#### TASKS:
- 1) How long is the malaria treatment described in the text about malaria in Ghana?
- 2) Carry on the text about malaria in Ghana from its last sentence.

Joseph casually mentioned the reason for a colleagues’ non-attendance at a meeting. Most likely the person had a flu-like symptoms: a high fever, vomiting, sweating and shivers, muscle aches and pains, diarrhea. Malaria? It’s hard to tell without a blood test.  A rapid-response blood test can identify the presence of the malaria-causing parasite in humans. Treatment is a three-day dose of twice-a-day medication.

Ghanians say “he has malaria” as often as Americans say “he has the flu” each winter. Except malaria is not seasonal. It’s caused by mosquitoes infected with the Plasmodium parasite.  In hot-humid tropical climates, mosquitoes breed and feed on human blood year-round.

Malaria can cause serious, long-lasting health problems, even death. In 2010, 90% of all malaria deaths occurred in Africa; almost 600,000 children died. Every minute, a child dies from malaria.

Scary facts from WHO (World Heath Organization).

My nephew’s wife had malaria when she was pregnant.  She had high fever. Convulsions – shaking all over. We tried to get her to go to the doctor. She wouldn’t go. Her baby was stillborn.

Pregnant women are at greater risk for getting malaria and at high risk of dying from the complications of severe malaria. Malaria can cause spontaneous abortion, premature delivery and stillbirth. Preventive malaria treatment is available for moms-to-be in high-risk areas like Ghana. 

Kofi’s daughter was three years old. She had a fever – a high temperature. Malaria. She died painfully.

Early diagnosis and prompt treatment of malaria could have prevented her death.

It’s easy to ignore the symptoms.

It’s just a fever. It’ll go away.

But malaria doesn’t go away without medical treatment.

#### SUPPLIED MATERIAL:
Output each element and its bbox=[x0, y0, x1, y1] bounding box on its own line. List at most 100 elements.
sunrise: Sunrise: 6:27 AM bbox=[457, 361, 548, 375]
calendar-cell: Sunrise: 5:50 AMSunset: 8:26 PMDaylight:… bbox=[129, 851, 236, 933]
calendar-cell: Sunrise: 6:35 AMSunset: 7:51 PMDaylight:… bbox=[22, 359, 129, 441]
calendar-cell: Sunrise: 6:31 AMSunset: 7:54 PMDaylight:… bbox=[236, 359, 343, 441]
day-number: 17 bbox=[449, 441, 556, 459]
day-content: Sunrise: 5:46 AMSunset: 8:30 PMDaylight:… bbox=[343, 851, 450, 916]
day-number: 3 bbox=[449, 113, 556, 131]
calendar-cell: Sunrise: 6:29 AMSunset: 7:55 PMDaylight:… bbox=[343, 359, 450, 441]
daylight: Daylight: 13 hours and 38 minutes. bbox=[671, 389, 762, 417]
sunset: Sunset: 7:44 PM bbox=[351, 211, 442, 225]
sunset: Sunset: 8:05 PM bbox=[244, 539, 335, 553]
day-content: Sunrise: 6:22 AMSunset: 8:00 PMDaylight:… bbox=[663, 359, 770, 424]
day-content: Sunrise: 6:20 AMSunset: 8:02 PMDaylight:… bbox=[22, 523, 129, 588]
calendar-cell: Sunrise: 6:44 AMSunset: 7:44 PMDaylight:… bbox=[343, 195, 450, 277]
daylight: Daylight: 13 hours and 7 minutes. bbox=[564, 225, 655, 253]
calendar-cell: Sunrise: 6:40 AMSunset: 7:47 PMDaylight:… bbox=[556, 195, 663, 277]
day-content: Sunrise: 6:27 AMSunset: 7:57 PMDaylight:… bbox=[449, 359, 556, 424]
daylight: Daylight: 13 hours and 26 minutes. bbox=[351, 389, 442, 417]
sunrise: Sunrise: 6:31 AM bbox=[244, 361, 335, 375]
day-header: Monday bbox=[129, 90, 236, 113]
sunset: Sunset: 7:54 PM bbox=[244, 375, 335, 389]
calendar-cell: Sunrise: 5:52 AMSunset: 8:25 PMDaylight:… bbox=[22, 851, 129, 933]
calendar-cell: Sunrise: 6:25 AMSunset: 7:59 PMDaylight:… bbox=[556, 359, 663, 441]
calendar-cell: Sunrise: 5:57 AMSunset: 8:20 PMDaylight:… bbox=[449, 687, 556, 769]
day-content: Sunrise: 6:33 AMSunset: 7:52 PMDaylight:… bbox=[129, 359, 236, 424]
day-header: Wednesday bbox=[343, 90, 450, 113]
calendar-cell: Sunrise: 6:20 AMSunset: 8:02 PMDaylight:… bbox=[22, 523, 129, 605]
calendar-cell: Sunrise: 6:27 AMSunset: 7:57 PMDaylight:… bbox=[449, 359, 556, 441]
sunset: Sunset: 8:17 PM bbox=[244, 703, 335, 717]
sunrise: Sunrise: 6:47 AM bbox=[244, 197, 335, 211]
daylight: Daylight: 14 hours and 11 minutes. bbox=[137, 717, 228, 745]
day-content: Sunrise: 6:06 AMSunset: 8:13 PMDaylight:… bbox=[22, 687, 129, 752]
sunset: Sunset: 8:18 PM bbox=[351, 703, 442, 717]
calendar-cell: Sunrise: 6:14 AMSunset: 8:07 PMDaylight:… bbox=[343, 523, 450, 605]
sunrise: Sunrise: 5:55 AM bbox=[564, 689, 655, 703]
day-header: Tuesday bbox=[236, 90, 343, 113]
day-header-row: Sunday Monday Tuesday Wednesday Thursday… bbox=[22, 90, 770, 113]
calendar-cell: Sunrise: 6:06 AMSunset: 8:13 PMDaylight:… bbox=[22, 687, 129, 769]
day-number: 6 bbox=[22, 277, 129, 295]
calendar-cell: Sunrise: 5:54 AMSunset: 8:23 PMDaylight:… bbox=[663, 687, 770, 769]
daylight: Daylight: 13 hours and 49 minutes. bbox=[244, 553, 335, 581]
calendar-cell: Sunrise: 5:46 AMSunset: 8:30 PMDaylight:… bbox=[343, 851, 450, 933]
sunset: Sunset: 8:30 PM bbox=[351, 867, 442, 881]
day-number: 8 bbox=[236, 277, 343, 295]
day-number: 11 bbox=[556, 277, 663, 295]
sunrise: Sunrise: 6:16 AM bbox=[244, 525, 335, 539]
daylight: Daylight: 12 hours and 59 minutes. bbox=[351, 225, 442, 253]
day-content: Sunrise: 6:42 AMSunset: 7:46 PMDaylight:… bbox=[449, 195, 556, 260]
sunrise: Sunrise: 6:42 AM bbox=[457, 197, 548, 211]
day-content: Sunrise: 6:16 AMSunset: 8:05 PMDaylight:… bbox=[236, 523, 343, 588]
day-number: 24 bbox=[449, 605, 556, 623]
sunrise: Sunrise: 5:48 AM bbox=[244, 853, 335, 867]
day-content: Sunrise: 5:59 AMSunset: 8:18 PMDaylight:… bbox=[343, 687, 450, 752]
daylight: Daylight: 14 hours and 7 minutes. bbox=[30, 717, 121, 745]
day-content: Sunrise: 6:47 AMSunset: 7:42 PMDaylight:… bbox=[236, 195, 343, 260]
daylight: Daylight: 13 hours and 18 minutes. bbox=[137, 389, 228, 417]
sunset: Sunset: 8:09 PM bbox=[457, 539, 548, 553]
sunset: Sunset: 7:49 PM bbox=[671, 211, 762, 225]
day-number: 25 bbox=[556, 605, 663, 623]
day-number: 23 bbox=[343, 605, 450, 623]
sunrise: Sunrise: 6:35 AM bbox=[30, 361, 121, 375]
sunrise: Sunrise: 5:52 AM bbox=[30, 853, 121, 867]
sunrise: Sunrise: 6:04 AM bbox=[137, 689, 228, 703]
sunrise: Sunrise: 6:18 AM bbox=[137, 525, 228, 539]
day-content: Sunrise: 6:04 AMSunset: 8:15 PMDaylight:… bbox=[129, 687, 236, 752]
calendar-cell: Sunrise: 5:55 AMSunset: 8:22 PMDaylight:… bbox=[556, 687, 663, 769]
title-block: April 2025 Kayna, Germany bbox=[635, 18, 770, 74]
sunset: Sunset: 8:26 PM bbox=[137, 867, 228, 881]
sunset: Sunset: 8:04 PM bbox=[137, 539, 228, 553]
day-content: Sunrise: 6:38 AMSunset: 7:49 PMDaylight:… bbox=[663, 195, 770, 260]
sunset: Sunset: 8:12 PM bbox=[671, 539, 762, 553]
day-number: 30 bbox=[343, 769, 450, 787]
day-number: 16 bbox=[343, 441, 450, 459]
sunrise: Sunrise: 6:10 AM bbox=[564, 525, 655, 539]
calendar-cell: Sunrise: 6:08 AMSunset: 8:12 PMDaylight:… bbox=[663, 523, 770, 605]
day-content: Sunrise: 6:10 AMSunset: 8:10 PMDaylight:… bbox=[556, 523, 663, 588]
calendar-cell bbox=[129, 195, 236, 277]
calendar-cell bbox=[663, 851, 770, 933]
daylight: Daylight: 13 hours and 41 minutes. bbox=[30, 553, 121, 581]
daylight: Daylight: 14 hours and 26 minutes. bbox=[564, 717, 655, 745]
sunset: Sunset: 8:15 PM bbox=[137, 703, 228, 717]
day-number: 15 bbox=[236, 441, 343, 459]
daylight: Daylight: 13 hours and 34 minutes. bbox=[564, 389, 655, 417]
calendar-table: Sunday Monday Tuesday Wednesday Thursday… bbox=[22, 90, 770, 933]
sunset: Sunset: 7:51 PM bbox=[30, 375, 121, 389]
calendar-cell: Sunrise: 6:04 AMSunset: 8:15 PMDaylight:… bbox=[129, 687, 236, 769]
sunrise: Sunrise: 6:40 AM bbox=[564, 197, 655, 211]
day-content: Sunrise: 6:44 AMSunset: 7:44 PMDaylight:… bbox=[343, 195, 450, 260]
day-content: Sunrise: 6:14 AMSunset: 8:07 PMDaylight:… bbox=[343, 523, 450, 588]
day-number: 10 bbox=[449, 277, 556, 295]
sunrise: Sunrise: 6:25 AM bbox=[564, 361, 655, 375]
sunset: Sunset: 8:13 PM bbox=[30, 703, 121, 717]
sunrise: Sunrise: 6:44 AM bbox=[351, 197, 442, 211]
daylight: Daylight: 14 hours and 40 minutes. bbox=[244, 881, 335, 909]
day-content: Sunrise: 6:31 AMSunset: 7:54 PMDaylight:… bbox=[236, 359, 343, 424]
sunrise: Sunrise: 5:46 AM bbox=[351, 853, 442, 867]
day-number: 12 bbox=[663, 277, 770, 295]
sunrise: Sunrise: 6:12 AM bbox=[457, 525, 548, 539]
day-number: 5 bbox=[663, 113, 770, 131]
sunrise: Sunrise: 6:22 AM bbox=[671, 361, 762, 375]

#### ANSWERS TO THE TASKS:
- 1) Three days, with medication taken twice a day.

- 2)
Preventing malaria is easy. The female Anopheles mosquito that carries the Plasmodium parasite is most active at dusk or at night. Wearing long sleeves outside in the evening and sleeping under a net treated with a long-lasting insecticide minimizes the chances of being bitten by an infected mosquito.

Bed nets have been widely distributed across Africa. Most people in Jumbo have bed nets and say they use them. I recently saw a newborn napping outside – protected from mosquitoes and flies by a rectangular self-supporting net enclosure that looked like something used to keep flying insects away from a outdoor potluck meal. 

All Peace Corps Volunteers in Ghana receive bed nets. I feel like a princess sleeping under my white canopy net every night. PCVs also take a preventative medication. I take my weekly anti-malaria pill on Saturday night; the major side effect is incredibly vivid dreams each Tuesday night. Although several PCVS have gotten malaria, I’m still malaria free.

And you might be curious about the title. BAMM?  You were perhaps expecting a collision or a gun-shot story.  But, no. In honor of World Malaria Day, I’m joining many PCVS in Blogging About Malaria Month – adding facts to the quotes I’ve heard in Ghana.

I hope you learned something. I hope you and your loved ones stay malaria free. I hope I never hear your version of the words spoken by my Ghanaian friends.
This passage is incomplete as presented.